#### Instruction
Starting at the line that holds "What data was", quote every line through the end of the records, both boundary lines included. Omit the pictures.

::: Listed records :::

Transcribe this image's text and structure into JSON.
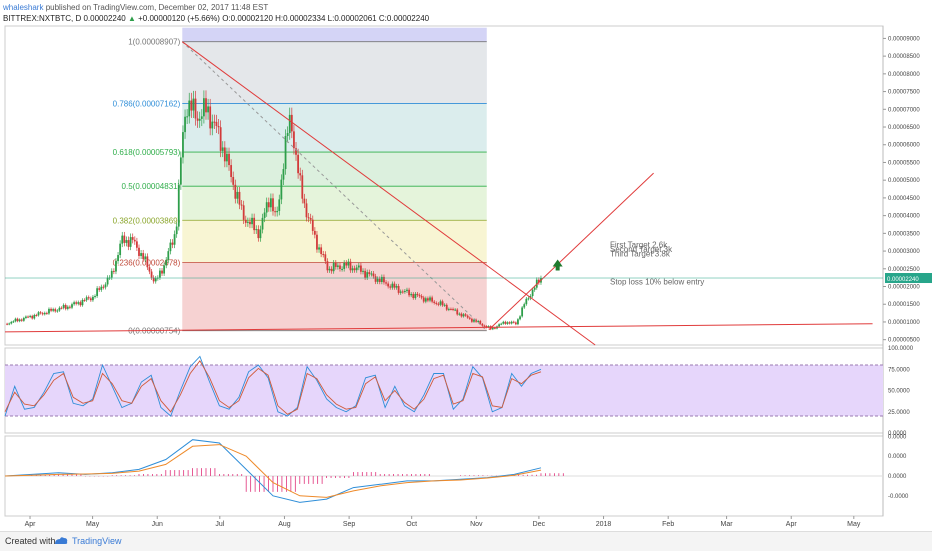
{
  "header": {
    "user": "whaleshark",
    "published": "published on TradingView.com, December 02, 2017 11:48 EST",
    "symbol": "BITTREX:NXTBTC, D",
    "last": "0.00002240",
    "change": "+0.00000120 (+5.66%)",
    "open_label": "O:",
    "open": "0.00002120",
    "high_label": "H:",
    "high": "0.00002334",
    "low_label": "L:",
    "low": "0.00002061",
    "close_label": "C:",
    "close": "0.00002240"
  },
  "footer": {
    "created_with": "Created with",
    "brand": "TradingView"
  },
  "colors": {
    "up": "#2e9e4a",
    "down": "#d23a3a",
    "trendline": "#e03b3b",
    "stoch_k": "#2f8ed8",
    "stoch_d": "#d05a3a",
    "macd": "#2f8ed8",
    "signal": "#ee8a2a",
    "hist": "#e0307a",
    "last_price_tag": "#27a58a"
  },
  "chart_data": [
    {
      "type": "candlestick",
      "title": "",
      "x_ticks": [
        "Apr",
        "May",
        "Jun",
        "Jul",
        "Aug",
        "Sep",
        "Oct",
        "Nov",
        "Dec",
        "2018",
        "Feb",
        "Mar",
        "Apr",
        "May"
      ],
      "y_ticks": [
        "0.00009000",
        "0.00008500",
        "0.00008000",
        "0.00007500",
        "0.00007000",
        "0.00006500",
        "0.00006000",
        "0.00005500",
        "0.00005000",
        "0.00004500",
        "0.00004000",
        "0.00003500",
        "0.00003000",
        "0.00002500",
        "0.00002000",
        "0.00001500",
        "0.00001000",
        "0.00000500"
      ],
      "ylim": [
        3.5e-06,
        9.35e-05
      ],
      "last_price_label": "0.00002240",
      "close_path": [
        [
          "2017-03-20",
          9.5e-06
        ],
        [
          "2017-04-01",
          1.15e-05
        ],
        [
          "2017-04-10",
          1.3e-05
        ],
        [
          "2017-04-20",
          1.45e-05
        ],
        [
          "2017-05-01",
          1.7e-05
        ],
        [
          "2017-05-10",
          2.3e-05
        ],
        [
          "2017-05-15",
          3.3e-05
        ],
        [
          "2017-05-20",
          3.3e-05
        ],
        [
          "2017-05-25",
          2.85e-05
        ],
        [
          "2017-05-31",
          2.1e-05
        ],
        [
          "2017-06-05",
          2.7e-05
        ],
        [
          "2017-06-10",
          3.6e-05
        ],
        [
          "2017-06-13",
          6.1e-05
        ],
        [
          "2017-06-15",
          7.2e-05
        ],
        [
          "2017-06-20",
          6.8e-05
        ],
        [
          "2017-06-25",
          7e-05
        ],
        [
          "2017-07-01",
          6.2e-05
        ],
        [
          "2017-07-05",
          5.4e-05
        ],
        [
          "2017-07-12",
          4e-05
        ],
        [
          "2017-07-20",
          3.5e-05
        ],
        [
          "2017-07-25",
          4.6e-05
        ],
        [
          "2017-07-28",
          3.8e-05
        ],
        [
          "2017-08-01",
          5.8e-05
        ],
        [
          "2017-08-04",
          6.8e-05
        ],
        [
          "2017-08-08",
          5e-05
        ],
        [
          "2017-08-12",
          4e-05
        ],
        [
          "2017-08-18",
          3e-05
        ],
        [
          "2017-08-22",
          2.5e-05
        ],
        [
          "2017-08-30",
          2.6e-05
        ],
        [
          "2017-09-05",
          2.5e-05
        ],
        [
          "2017-09-15",
          2.2e-05
        ],
        [
          "2017-09-25",
          1.9e-05
        ],
        [
          "2017-10-05",
          1.7e-05
        ],
        [
          "2017-10-15",
          1.5e-05
        ],
        [
          "2017-10-25",
          1.2e-05
        ],
        [
          "2017-11-03",
          9.5e-06
        ],
        [
          "2017-11-08",
          8e-06
        ],
        [
          "2017-11-15",
          1e-05
        ],
        [
          "2017-11-20",
          9.5e-06
        ],
        [
          "2017-11-24",
          1.5e-05
        ],
        [
          "2017-11-28",
          1.9e-05
        ],
        [
          "2017-12-02",
          2.24e-05
        ]
      ],
      "fibonacci": [
        {
          "label": "0.786(0.00007162)",
          "value": 7.162e-05,
          "color": "#2f8ed8"
        },
        {
          "label": "0.618(0.00005793)",
          "value": 5.793e-05,
          "color": "#2fae4a"
        },
        {
          "label": "0.5(0.00004831)",
          "value": 4.831e-05,
          "color": "#2fae4a"
        },
        {
          "label": "0.382(0.00003869)",
          "value": 3.869e-05,
          "color": "#8aa52a"
        },
        {
          "label": "0.236(0.00002678)",
          "value": 2.678e-05,
          "color": "#c04a3a"
        },
        {
          "label": "0(0.00000754)",
          "value": 7.54e-06,
          "color": "#777777"
        },
        {
          "label": "1(0.00008907)",
          "value": 8.907e-05,
          "color": "#777777"
        }
      ],
      "annotations": [
        "First Target 2.6k",
        "Second Target 3k",
        "Third Target 3.8k",
        "Stop loss 10% below entry"
      ]
    },
    {
      "type": "line",
      "title": "",
      "y_ticks": [
        "100.0000",
        "75.0000",
        "50.0000",
        "25.0000",
        "0.0000"
      ],
      "ylim": [
        0,
        100
      ],
      "band": [
        20,
        80
      ],
      "series": [
        {
          "values": [
            20,
            55,
            28,
            30,
            48,
            70,
            72,
            35,
            32,
            40,
            80,
            55,
            30,
            35,
            60,
            68,
            30,
            20,
            50,
            78,
            90,
            60,
            32,
            28,
            42,
            72,
            80,
            65,
            25,
            20,
            30,
            78,
            62,
            40,
            30,
            25,
            32,
            65,
            68,
            30,
            55,
            32,
            25,
            45,
            70,
            70,
            28,
            40,
            78,
            65,
            25,
            30,
            70,
            55,
            70,
            75
          ]
        },
        {
          "values": [
            25,
            48,
            34,
            32,
            45,
            62,
            70,
            42,
            35,
            38,
            70,
            58,
            38,
            35,
            55,
            64,
            38,
            25,
            45,
            70,
            85,
            65,
            38,
            30,
            38,
            65,
            76,
            68,
            32,
            22,
            28,
            70,
            64,
            45,
            34,
            28,
            30,
            58,
            66,
            38,
            50,
            36,
            28,
            40,
            64,
            68,
            34,
            38,
            70,
            66,
            32,
            30,
            64,
            58,
            68,
            72
          ]
        }
      ]
    },
    {
      "type": "line",
      "title": "",
      "y_ticks": [
        "0.0000",
        "0.0000",
        "0.0000",
        "-0.0000"
      ],
      "series": [
        {
          "values": [
            0.0,
            0.05,
            0.1,
            0.05,
            0.1,
            0.2,
            0.5,
            1.1,
            1.0,
            0.2,
            -0.6,
            -0.8,
            -0.7,
            -0.35,
            -0.25,
            -0.15,
            -0.15,
            -0.1,
            -0.05,
            0.05,
            0.25
          ]
        },
        {
          "values": [
            0.0,
            0.02,
            0.05,
            0.06,
            0.08,
            0.15,
            0.35,
            0.9,
            0.95,
            0.6,
            -0.2,
            -0.6,
            -0.65,
            -0.45,
            -0.3,
            -0.2,
            -0.15,
            -0.12,
            -0.06,
            0.02,
            0.18
          ]
        }
      ]
    }
  ]
}
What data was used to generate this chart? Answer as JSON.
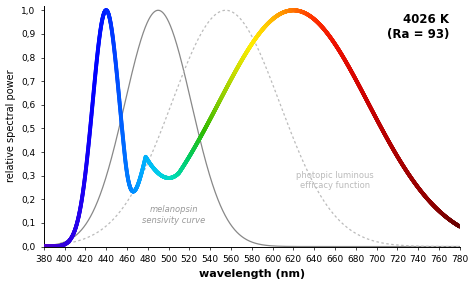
{
  "title": "4026 K\n(Ra = 93)",
  "xlabel": "wavelength (nm)",
  "ylabel": "relative spectral power",
  "xlim": [
    380,
    780
  ],
  "ylim": [
    0.0,
    1.02
  ],
  "xticks": [
    380,
    400,
    420,
    440,
    460,
    480,
    500,
    520,
    540,
    560,
    580,
    600,
    620,
    640,
    660,
    680,
    700,
    720,
    740,
    760,
    780
  ],
  "yticks": [
    0.0,
    0.1,
    0.2,
    0.3,
    0.4,
    0.5,
    0.6,
    0.7,
    0.8,
    0.9,
    1.0
  ],
  "ytick_labels": [
    "0,0",
    "0,1",
    "0,2",
    "0,3",
    "0,4",
    "0,5",
    "0,6",
    "0,7",
    "0,8",
    "0,9",
    "1,0"
  ],
  "melanopsin_label": "melanopsin\nsensivity curve",
  "photopic_label": "photopic luminous\nefficacy function",
  "background_color": "#ffffff",
  "spd_colors_wavelengths": [
    380,
    400,
    415,
    430,
    445,
    460,
    475,
    490,
    505,
    520,
    535,
    550,
    565,
    580,
    595,
    610,
    625,
    640,
    660,
    690,
    720,
    760,
    780
  ],
  "spd_colors_hex": [
    "#5500CC",
    "#3300DD",
    "#2200EE",
    "#0000FF",
    "#0033FF",
    "#0077FF",
    "#00AAFF",
    "#00CCEE",
    "#00DDBB",
    "#00CC66",
    "#33BB00",
    "#88CC00",
    "#CCDD00",
    "#FFEE00",
    "#FFCC00",
    "#FF9900",
    "#FF6600",
    "#FF3300",
    "#EE1100",
    "#CC0000",
    "#AA0000",
    "#880000",
    "#660000"
  ]
}
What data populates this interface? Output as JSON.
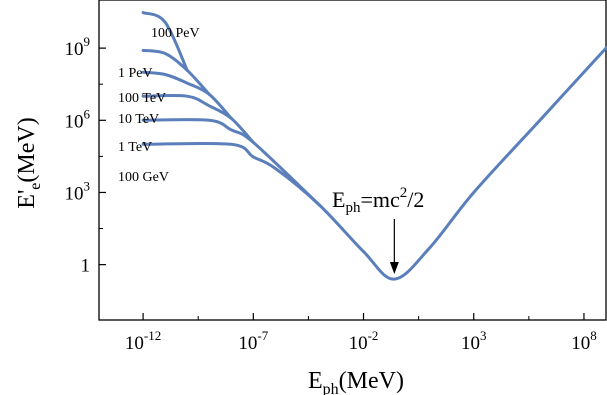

:::

#### Result of this exercise
What data was used to generate this chart? Answer as JSON.
{
  "title": "4026 K\n(Ra = 93)",
  "xlabel": "wavelength (nm)",
  "ylabel": "relative spectral power",
  "xlim": [
    380,
    780
  ],
  "ylim": [
    0.0,
    1.02
  ],
  "xticks": [
    380,
    400,
    420,
    440,
    460,
    480,
    500,
    520,
    540,
    560,
    580,
    600,
    620,
    640,
    660,
    680,
    700,
    720,
    740,
    760,
    780
  ],
  "yticks": [
    0.0,
    0.1,
    0.2,
    0.3,
    0.4,
    0.5,
    0.6,
    0.7,
    0.8,
    0.9,
    1.0
  ],
  "ytick_labels": [
    "0,0",
    "0,1",
    "0,2",
    "0,3",
    "0,4",
    "0,5",
    "0,6",
    "0,7",
    "0,8",
    "0,9",
    "1,0"
  ],
  "melanopsin_label": "melanopsin\nsensivity curve",
  "photopic_label": "photopic luminous\nefficacy function",
  "background_color": "#ffffff",
  "spd_colors_wavelengths": [
    380,
    400,
    415,
    430,
    445,
    460,
    475,
    490,
    505,
    520,
    535,
    550,
    565,
    580,
    595,
    610,
    625,
    640,
    660,
    690,
    720,
    760,
    780
  ],
  "spd_colors_hex": [
    "#5500CC",
    "#3300DD",
    "#2200EE",
    "#0000FF",
    "#0033FF",
    "#0077FF",
    "#00AAFF",
    "#00CCEE",
    "#00DDBB",
    "#00CC66",
    "#33BB00",
    "#88CC00",
    "#CCDD00",
    "#FFEE00",
    "#FFCC00",
    "#FF9900",
    "#FF6600",
    "#FF3300",
    "#EE1100",
    "#CC0000",
    "#AA0000",
    "#880000",
    "#660000"
  ]
}
What data populates this interface? Output as JSON.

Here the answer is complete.